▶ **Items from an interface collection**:
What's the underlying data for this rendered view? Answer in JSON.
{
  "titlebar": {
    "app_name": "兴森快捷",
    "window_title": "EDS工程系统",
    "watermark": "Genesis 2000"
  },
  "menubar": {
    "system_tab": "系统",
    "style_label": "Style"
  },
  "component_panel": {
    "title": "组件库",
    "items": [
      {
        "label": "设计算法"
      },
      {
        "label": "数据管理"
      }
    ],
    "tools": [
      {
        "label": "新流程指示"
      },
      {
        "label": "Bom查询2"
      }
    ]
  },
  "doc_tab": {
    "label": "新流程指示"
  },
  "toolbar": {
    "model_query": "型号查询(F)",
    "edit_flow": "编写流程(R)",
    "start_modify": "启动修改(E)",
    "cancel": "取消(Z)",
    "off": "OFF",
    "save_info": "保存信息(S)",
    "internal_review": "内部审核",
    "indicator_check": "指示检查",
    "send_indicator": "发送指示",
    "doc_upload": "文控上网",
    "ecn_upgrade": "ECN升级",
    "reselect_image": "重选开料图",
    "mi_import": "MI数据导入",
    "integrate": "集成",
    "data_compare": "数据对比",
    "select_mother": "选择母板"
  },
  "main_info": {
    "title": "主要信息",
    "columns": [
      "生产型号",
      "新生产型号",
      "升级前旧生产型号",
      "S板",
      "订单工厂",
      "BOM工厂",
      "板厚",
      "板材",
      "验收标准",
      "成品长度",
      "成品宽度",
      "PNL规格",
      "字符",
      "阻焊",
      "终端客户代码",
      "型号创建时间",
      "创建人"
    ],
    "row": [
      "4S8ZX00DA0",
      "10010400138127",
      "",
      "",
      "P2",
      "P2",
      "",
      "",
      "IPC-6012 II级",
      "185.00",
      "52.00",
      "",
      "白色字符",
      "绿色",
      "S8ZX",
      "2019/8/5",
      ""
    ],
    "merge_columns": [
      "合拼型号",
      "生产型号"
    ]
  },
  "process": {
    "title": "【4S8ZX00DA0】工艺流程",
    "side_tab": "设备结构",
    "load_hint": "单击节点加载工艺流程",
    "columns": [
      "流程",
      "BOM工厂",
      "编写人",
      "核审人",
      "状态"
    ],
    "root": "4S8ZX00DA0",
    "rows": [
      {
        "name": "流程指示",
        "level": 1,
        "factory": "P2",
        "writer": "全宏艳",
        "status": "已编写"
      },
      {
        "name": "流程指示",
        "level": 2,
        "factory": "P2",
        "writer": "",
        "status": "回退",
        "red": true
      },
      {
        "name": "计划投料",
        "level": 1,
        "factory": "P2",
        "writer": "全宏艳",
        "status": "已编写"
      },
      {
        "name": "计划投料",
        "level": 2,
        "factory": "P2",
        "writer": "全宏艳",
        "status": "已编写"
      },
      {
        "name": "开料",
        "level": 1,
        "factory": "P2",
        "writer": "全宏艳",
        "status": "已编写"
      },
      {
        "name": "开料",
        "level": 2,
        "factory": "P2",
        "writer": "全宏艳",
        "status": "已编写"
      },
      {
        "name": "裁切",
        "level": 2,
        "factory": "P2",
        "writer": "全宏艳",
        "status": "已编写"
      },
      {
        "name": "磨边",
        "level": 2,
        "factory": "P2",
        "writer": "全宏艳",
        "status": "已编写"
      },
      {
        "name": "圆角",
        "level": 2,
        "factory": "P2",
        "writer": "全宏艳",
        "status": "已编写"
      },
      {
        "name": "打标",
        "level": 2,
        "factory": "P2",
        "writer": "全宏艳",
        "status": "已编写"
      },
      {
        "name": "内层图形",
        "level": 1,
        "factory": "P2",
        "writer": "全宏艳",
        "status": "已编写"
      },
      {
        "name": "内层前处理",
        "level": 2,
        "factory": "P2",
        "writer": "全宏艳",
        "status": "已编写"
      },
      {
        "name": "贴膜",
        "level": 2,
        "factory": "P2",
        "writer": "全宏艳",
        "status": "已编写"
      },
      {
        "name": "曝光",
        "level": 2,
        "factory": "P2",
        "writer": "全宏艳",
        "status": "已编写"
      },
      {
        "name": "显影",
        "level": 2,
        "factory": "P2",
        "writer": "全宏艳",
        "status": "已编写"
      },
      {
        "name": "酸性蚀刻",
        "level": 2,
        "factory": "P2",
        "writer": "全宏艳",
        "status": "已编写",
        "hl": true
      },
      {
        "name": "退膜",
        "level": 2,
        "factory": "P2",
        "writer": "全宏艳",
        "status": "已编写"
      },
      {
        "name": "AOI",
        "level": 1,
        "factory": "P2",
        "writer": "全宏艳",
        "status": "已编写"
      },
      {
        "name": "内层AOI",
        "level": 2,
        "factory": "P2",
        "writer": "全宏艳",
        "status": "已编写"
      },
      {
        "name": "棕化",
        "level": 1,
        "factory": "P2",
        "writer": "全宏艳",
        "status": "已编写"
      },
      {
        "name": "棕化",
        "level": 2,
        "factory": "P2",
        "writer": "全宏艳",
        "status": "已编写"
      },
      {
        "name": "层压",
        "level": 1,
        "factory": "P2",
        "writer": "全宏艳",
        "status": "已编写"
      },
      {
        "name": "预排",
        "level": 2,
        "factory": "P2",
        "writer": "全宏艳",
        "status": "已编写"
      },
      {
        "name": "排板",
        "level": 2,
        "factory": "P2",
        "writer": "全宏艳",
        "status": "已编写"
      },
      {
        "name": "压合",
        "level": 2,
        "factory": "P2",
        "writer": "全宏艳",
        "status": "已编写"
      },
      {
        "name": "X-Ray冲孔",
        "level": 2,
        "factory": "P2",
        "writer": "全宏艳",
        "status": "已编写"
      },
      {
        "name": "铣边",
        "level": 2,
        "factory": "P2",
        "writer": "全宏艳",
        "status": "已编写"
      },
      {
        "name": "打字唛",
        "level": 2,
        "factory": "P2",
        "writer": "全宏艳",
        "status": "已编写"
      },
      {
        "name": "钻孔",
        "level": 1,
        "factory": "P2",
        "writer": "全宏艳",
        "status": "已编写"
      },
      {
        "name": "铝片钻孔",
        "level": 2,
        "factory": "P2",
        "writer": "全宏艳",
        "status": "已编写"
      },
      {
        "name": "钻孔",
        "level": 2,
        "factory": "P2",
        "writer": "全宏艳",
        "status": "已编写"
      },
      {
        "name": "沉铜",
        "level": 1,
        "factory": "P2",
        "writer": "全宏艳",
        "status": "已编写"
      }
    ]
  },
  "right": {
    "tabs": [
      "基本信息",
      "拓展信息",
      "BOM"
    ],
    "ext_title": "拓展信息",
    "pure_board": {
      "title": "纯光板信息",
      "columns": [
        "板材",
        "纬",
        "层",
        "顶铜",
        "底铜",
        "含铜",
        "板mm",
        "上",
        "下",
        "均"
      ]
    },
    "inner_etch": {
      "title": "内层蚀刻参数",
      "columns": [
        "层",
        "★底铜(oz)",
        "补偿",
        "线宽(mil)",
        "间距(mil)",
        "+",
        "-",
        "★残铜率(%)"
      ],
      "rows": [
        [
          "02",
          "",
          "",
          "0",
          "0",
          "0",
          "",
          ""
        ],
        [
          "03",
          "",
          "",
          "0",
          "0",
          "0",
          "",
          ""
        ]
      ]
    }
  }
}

▶ **TASK ITEM**:
The whole of the data must be given again, exactly as shown.

▶ **WRITTEN SOLUTION**:
What's the underlying data for this rendered view? Answer in JSON.
{
  "titlebar": {
    "app_name": "兴森快捷",
    "window_title": "EDS工程系统",
    "watermark": "Genesis 2000"
  },
  "menubar": {
    "system_tab": "系统",
    "style_label": "Style"
  },
  "component_panel": {
    "title": "组件库",
    "items": [
      {
        "label": "设计算法"
      },
      {
        "label": "数据管理"
      }
    ],
    "tools": [
      {
        "label": "新流程指示"
      },
      {
        "label": "Bom查询2"
      }
    ]
  },
  "doc_tab": {
    "label": "新流程指示"
  },
  "toolbar": {
    "model_query": "型号查询(F)",
    "edit_flow": "编写流程(R)",
    "start_modify": "启动修改(E)",
    "cancel": "取消(Z)",
    "off": "OFF",
    "save_info": "保存信息(S)",
    "internal_review": "内部审核",
    "indicator_check": "指示检查",
    "send_indicator": "发送指示",
    "doc_upload": "文控上网",
    "ecn_upgrade": "ECN升级",
    "reselect_image": "重选开料图",
    "mi_import": "MI数据导入",
    "integrate": "集成",
    "data_compare": "数据对比",
    "select_mother": "选择母板"
  },
  "main_info": {
    "title": "主要信息",
    "columns": [
      "生产型号",
      "新生产型号",
      "升级前旧生产型号",
      "S板",
      "订单工厂",
      "BOM工厂",
      "板厚",
      "板材",
      "验收标准",
      "成品长度",
      "成品宽度",
      "PNL规格",
      "字符",
      "阻焊",
      "终端客户代码",
      "型号创建时间",
      "创建人"
    ],
    "row": [
      "4S8ZX00DA0",
      "10010400138127",
      "",
      "",
      "P2",
      "P2",
      "",
      "",
      "IPC-6012 II级",
      "185.00",
      "52.00",
      "",
      "白色字符",
      "绿色",
      "S8ZX",
      "2019/8/5",
      ""
    ],
    "merge_columns": [
      "合拼型号",
      "生产型号"
    ]
  },
  "process": {
    "title": "【4S8ZX00DA0】工艺流程",
    "side_tab": "设备结构",
    "load_hint": "单击节点加载工艺流程",
    "columns": [
      "流程",
      "BOM工厂",
      "编写人",
      "核审人",
      "状态"
    ],
    "root": "4S8ZX00DA0",
    "rows": [
      {
        "name": "流程指示",
        "level": 1,
        "factory": "P2",
        "writer": "全宏艳",
        "status": "已编写"
      },
      {
        "name": "流程指示",
        "level": 2,
        "factory": "P2",
        "writer": "",
        "status": "回退",
        "red": true
      },
      {
        "name": "计划投料",
        "level": 1,
        "factory": "P2",
        "writer": "全宏艳",
        "status": "已编写"
      },
      {
        "name": "计划投料",
        "level": 2,
        "factory": "P2",
        "writer": "全宏艳",
        "status": "已编写"
      },
      {
        "name": "开料",
        "level": 1,
        "factory": "P2",
        "writer": "全宏艳",
        "status": "已编写"
      },
      {
        "name": "开料",
        "level": 2,
        "factory": "P2",
        "writer": "全宏艳",
        "status": "已编写"
      },
      {
        "name": "裁切",
        "level": 2,
        "factory": "P2",
        "writer": "全宏艳",
        "status": "已编写"
      },
      {
        "name": "磨边",
        "level": 2,
        "factory": "P2",
        "writer": "全宏艳",
        "status": "已编写"
      },
      {
        "name": "圆角",
        "level": 2,
        "factory": "P2",
        "writer": "全宏艳",
        "status": "已编写"
      },
      {
        "name": "打标",
        "level": 2,
        "factory": "P2",
        "writer": "全宏艳",
        "status": "已编写"
      },
      {
        "name": "内层图形",
        "level": 1,
        "factory": "P2",
        "writer": "全宏艳",
        "status": "已编写"
      },
      {
        "name": "内层前处理",
        "level": 2,
        "factory": "P2",
        "writer": "全宏艳",
        "status": "已编写"
      },
      {
        "name": "贴膜",
        "level": 2,
        "factory": "P2",
        "writer": "全宏艳",
        "status": "已编写"
      },
      {
        "name": "曝光",
        "level": 2,
        "factory": "P2",
        "writer": "全宏艳",
        "status": "已编写"
      },
      {
        "name": "显影",
        "level": 2,
        "factory": "P2",
        "writer": "全宏艳",
        "status": "已编写"
      },
      {
        "name": "酸性蚀刻",
        "level": 2,
        "factory": "P2",
        "writer": "全宏艳",
        "status": "已编写",
        "hl": true
      },
      {
        "name": "退膜",
        "level": 2,
        "factory": "P2",
        "writer": "全宏艳",
        "status": "已编写"
      },
      {
        "name": "AOI",
        "level": 1,
        "factory": "P2",
        "writer": "全宏艳",
        "status": "已编写"
      },
      {
        "name": "内层AOI",
        "level": 2,
        "factory": "P2",
        "writer": "全宏艳",
        "status": "已编写"
      },
      {
        "name": "棕化",
        "level": 1,
        "factory": "P2",
        "writer": "全宏艳",
        "status": "已编写"
      },
      {
        "name": "棕化",
        "level": 2,
        "factory": "P2",
        "writer": "全宏艳",
        "status": "已编写"
      },
      {
        "name": "层压",
        "level": 1,
        "factory": "P2",
        "writer": "全宏艳",
        "status": "已编写"
      },
      {
        "name": "预排",
        "level": 2,
        "factory": "P2",
        "writer": "全宏艳",
        "status": "已编写"
      },
      {
        "name": "排板",
        "level": 2,
        "factory": "P2",
        "writer": "全宏艳",
        "status": "已编写"
      },
      {
        "name": "压合",
        "level": 2,
        "factory": "P2",
        "writer": "全宏艳",
        "status": "已编写"
      },
      {
        "name": "X-Ray冲孔",
        "level": 2,
        "factory": "P2",
        "writer": "全宏艳",
        "status": "已编写"
      },
      {
        "name": "铣边",
        "level": 2,
        "factory": "P2",
        "writer": "全宏艳",
        "status": "已编写"
      },
      {
        "name": "打字唛",
        "level": 2,
        "factory": "P2",
        "writer": "全宏艳",
        "status": "已编写"
      },
      {
        "name": "钻孔",
        "level": 1,
        "factory": "P2",
        "writer": "全宏艳",
        "status": "已编写"
      },
      {
        "name": "铝片钻孔",
        "level": 2,
        "factory": "P2",
        "writer": "全宏艳",
        "status": "已编写"
      },
      {
        "name": "钻孔",
        "level": 2,
        "factory": "P2",
        "writer": "全宏艳",
        "status": "已编写"
      },
      {
        "name": "沉铜",
        "level": 1,
        "factory": "P2",
        "writer": "全宏艳",
        "status": "已编写"
      }
    ]
  },
  "right": {
    "tabs": [
      "基本信息",
      "拓展信息",
      "BOM"
    ],
    "ext_title": "拓展信息",
    "pure_board": {
      "title": "纯光板信息",
      "columns": [
        "板材",
        "纬",
        "层",
        "顶铜",
        "底铜",
        "含铜",
        "板mm",
        "上",
        "下",
        "均"
      ]
    },
    "inner_etch": {
      "title": "内层蚀刻参数",
      "columns": [
        "层",
        "★底铜(oz)",
        "补偿",
        "线宽(mil)",
        "间距(mil)",
        "+",
        "-",
        "★残铜率(%)"
      ],
      "rows": [
        [
          "02",
          "",
          "",
          "0",
          "0",
          "0",
          "",
          ""
        ],
        [
          "03",
          "",
          "",
          "0",
          "0",
          "0",
          "",
          ""
        ]
      ]
    }
  }
}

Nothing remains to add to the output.